> PROMPT
What follows is a block of records; reproduce all of it verbatim.

— START —

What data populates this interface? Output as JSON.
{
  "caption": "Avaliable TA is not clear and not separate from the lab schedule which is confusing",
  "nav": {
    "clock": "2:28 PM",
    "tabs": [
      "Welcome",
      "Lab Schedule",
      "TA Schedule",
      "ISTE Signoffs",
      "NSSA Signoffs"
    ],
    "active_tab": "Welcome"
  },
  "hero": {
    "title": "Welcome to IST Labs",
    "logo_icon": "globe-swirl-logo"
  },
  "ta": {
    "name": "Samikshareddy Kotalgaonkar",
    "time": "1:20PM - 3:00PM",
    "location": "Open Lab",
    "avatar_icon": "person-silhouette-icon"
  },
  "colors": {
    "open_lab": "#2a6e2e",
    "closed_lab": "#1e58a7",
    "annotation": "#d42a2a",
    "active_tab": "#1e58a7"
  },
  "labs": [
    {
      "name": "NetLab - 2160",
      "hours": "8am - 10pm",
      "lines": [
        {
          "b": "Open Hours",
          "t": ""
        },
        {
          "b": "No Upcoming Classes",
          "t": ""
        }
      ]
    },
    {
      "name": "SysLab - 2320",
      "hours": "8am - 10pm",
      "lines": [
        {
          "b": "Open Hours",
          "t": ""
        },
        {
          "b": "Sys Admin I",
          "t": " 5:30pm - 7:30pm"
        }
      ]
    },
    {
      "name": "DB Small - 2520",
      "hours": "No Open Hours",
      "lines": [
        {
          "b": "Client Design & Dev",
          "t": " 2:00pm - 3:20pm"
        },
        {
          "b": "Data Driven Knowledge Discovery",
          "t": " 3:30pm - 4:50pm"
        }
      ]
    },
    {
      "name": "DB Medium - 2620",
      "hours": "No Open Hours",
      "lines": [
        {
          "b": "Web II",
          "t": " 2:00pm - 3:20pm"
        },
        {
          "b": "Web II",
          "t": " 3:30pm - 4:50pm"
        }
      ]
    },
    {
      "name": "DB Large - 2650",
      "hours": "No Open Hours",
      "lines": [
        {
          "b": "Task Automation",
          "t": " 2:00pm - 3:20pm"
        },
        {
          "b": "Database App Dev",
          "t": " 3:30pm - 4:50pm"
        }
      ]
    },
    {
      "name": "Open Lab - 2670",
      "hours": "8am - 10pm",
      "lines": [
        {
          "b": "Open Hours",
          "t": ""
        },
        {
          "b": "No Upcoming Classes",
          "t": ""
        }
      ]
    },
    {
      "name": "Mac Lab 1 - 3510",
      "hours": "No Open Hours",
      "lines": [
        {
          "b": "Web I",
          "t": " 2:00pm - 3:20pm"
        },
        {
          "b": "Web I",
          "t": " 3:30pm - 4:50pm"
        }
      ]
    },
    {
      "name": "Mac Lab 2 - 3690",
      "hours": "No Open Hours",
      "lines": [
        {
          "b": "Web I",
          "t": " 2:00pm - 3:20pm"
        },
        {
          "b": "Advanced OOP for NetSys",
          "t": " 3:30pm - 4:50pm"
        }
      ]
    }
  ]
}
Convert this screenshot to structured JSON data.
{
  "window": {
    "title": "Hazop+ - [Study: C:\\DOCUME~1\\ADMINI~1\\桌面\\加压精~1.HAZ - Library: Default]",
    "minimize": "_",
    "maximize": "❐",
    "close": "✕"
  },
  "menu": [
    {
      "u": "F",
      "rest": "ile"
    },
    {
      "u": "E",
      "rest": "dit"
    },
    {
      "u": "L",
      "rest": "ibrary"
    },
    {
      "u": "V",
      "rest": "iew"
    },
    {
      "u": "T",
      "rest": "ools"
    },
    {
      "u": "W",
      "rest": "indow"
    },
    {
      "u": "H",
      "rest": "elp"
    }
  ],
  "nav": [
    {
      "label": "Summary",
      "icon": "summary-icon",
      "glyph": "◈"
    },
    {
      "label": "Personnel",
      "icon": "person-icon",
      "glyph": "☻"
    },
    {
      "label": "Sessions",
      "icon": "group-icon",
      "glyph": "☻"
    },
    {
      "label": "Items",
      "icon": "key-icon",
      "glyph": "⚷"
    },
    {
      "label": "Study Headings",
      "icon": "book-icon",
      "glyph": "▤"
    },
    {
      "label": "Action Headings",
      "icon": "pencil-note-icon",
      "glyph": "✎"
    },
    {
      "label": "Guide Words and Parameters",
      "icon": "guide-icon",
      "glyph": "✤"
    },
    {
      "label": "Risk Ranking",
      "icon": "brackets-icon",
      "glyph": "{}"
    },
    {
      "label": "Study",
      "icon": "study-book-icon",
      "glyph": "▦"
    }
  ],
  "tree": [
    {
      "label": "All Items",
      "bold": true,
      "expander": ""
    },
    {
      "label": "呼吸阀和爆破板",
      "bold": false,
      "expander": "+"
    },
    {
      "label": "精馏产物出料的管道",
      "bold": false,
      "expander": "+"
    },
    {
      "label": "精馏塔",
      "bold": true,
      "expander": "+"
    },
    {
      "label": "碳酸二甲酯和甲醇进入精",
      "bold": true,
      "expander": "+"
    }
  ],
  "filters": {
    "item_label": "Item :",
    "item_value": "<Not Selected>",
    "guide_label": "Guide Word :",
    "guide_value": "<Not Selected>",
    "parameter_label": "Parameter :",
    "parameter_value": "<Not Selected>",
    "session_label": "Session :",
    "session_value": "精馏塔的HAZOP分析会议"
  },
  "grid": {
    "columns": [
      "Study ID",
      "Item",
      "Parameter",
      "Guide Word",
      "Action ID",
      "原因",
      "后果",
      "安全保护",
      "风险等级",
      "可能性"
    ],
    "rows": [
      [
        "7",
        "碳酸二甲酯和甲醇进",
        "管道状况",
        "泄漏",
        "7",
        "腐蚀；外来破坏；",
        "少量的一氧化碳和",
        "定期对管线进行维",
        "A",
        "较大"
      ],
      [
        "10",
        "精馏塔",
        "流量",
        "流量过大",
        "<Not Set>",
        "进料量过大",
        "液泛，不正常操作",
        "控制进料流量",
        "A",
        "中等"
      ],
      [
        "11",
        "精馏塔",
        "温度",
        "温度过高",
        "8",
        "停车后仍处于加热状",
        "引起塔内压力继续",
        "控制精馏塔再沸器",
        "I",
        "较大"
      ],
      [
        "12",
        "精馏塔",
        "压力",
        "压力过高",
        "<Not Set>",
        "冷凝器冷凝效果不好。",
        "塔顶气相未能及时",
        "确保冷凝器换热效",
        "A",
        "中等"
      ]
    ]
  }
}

— END —

> FINISHED TASK
What data populates this interface? Output as JSON.
{
  "caption": "Avaliable TA is not clear and not separate from the lab schedule which is confusing",
  "nav": {
    "clock": "2:28 PM",
    "tabs": [
      "Welcome",
      "Lab Schedule",
      "TA Schedule",
      "ISTE Signoffs",
      "NSSA Signoffs"
    ],
    "active_tab": "Welcome"
  },
  "hero": {
    "title": "Welcome to IST Labs",
    "logo_icon": "globe-swirl-logo"
  },
  "ta": {
    "name": "Samikshareddy Kotalgaonkar",
    "time": "1:20PM - 3:00PM",
    "location": "Open Lab",
    "avatar_icon": "person-silhouette-icon"
  },
  "colors": {
    "open_lab": "#2a6e2e",
    "closed_lab": "#1e58a7",
    "annotation": "#d42a2a",
    "active_tab": "#1e58a7"
  },
  "labs": [
    {
      "name": "NetLab - 2160",
      "hours": "8am - 10pm",
      "lines": [
        {
          "b": "Open Hours",
          "t": ""
        },
        {
          "b": "No Upcoming Classes",
          "t": ""
        }
      ]
    },
    {
      "name": "SysLab - 2320",
      "hours": "8am - 10pm",
      "lines": [
        {
          "b": "Open Hours",
          "t": ""
        },
        {
          "b": "Sys Admin I",
          "t": " 5:30pm - 7:30pm"
        }
      ]
    },
    {
      "name": "DB Small - 2520",
      "hours": "No Open Hours",
      "lines": [
        {
          "b": "Client Design & Dev",
          "t": " 2:00pm - 3:20pm"
        },
        {
          "b": "Data Driven Knowledge Discovery",
          "t": " 3:30pm - 4:50pm"
        }
      ]
    },
    {
      "name": "DB Medium - 2620",
      "hours": "No Open Hours",
      "lines": [
        {
          "b": "Web II",
          "t": " 2:00pm - 3:20pm"
        },
        {
          "b": "Web II",
          "t": " 3:30pm - 4:50pm"
        }
      ]
    },
    {
      "name": "DB Large - 2650",
      "hours": "No Open Hours",
      "lines": [
        {
          "b": "Task Automation",
          "t": " 2:00pm - 3:20pm"
        },
        {
          "b": "Database App Dev",
          "t": " 3:30pm - 4:50pm"
        }
      ]
    },
    {
      "name": "Open Lab - 2670",
      "hours": "8am - 10pm",
      "lines": [
        {
          "b": "Open Hours",
          "t": ""
        },
        {
          "b": "No Upcoming Classes",
          "t": ""
        }
      ]
    },
    {
      "name": "Mac Lab 1 - 3510",
      "hours": "No Open Hours",
      "lines": [
        {
          "b": "Web I",
          "t": " 2:00pm - 3:20pm"
        },
        {
          "b": "Web I",
          "t": " 3:30pm - 4:50pm"
        }
      ]
    },
    {
      "name": "Mac Lab 2 - 3690",
      "hours": "No Open Hours",
      "lines": [
        {
          "b": "Web I",
          "t": " 2:00pm - 3:20pm"
        },
        {
          "b": "Advanced OOP for NetSys",
          "t": " 3:30pm - 4:50pm"
        }
      ]
    }
  ]
}
Convert this screenshot to structured JSON data.
{
  "window": {
    "title": "Hazop+ - [Study: C:\\DOCUME~1\\ADMINI~1\\桌面\\加压精~1.HAZ - Library: Default]",
    "minimize": "_",
    "maximize": "❐",
    "close": "✕"
  },
  "menu": [
    {
      "u": "F",
      "rest": "ile"
    },
    {
      "u": "E",
      "rest": "dit"
    },
    {
      "u": "L",
      "rest": "ibrary"
    },
    {
      "u": "V",
      "rest": "iew"
    },
    {
      "u": "T",
      "rest": "ools"
    },
    {
      "u": "W",
      "rest": "indow"
    },
    {
      "u": "H",
      "rest": "elp"
    }
  ],
  "nav": [
    {
      "label": "Summary",
      "icon": "summary-icon",
      "glyph": "◈"
    },
    {
      "label": "Personnel",
      "icon": "person-icon",
      "glyph": "☻"
    },
    {
      "label": "Sessions",
      "icon": "group-icon",
      "glyph": "☻"
    },
    {
      "label": "Items",
      "icon": "key-icon",
      "glyph": "⚷"
    },
    {
      "label": "Study Headings",
      "icon": "book-icon",
      "glyph": "▤"
    },
    {
      "label": "Action Headings",
      "icon": "pencil-note-icon",
      "glyph": "✎"
    },
    {
      "label": "Guide Words and Parameters",
      "icon": "guide-icon",
      "glyph": "✤"
    },
    {
      "label": "Risk Ranking",
      "icon": "brackets-icon",
      "glyph": "{}"
    },
    {
      "label": "Study",
      "icon": "study-book-icon",
      "glyph": "▦"
    }
  ],
  "tree": [
    {
      "label": "All Items",
      "bold": true,
      "expander": ""
    },
    {
      "label": "呼吸阀和爆破板",
      "bold": false,
      "expander": "+"
    },
    {
      "label": "精馏产物出料的管道",
      "bold": false,
      "expander": "+"
    },
    {
      "label": "精馏塔",
      "bold": true,
      "expander": "+"
    },
    {
      "label": "碳酸二甲酯和甲醇进入精",
      "bold": true,
      "expander": "+"
    }
  ],
  "filters": {
    "item_label": "Item :",
    "item_value": "<Not Selected>",
    "guide_label": "Guide Word :",
    "guide_value": "<Not Selected>",
    "parameter_label": "Parameter :",
    "parameter_value": "<Not Selected>",
    "session_label": "Session :",
    "session_value": "精馏塔的HAZOP分析会议"
  },
  "grid": {
    "columns": [
      "Study ID",
      "Item",
      "Parameter",
      "Guide Word",
      "Action ID",
      "原因",
      "后果",
      "安全保护",
      "风险等级",
      "可能性"
    ],
    "rows": [
      [
        "7",
        "碳酸二甲酯和甲醇进",
        "管道状况",
        "泄漏",
        "7",
        "腐蚀；外来破坏；",
        "少量的一氧化碳和",
        "定期对管线进行维",
        "A",
        "较大"
      ],
      [
        "10",
        "精馏塔",
        "流量",
        "流量过大",
        "<Not Set>",
        "进料量过大",
        "液泛，不正常操作",
        "控制进料流量",
        "A",
        "中等"
      ],
      [
        "11",
        "精馏塔",
        "温度",
        "温度过高",
        "8",
        "停车后仍处于加热状",
        "引起塔内压力继续",
        "控制精馏塔再沸器",
        "I",
        "较大"
      ],
      [
        "12",
        "精馏塔",
        "压力",
        "压力过高",
        "<Not Set>",
        "冷凝器冷凝效果不好。",
        "塔顶气相未能及时",
        "确保冷凝器换热效",
        "A",
        "中等"
      ]
    ]
  }
}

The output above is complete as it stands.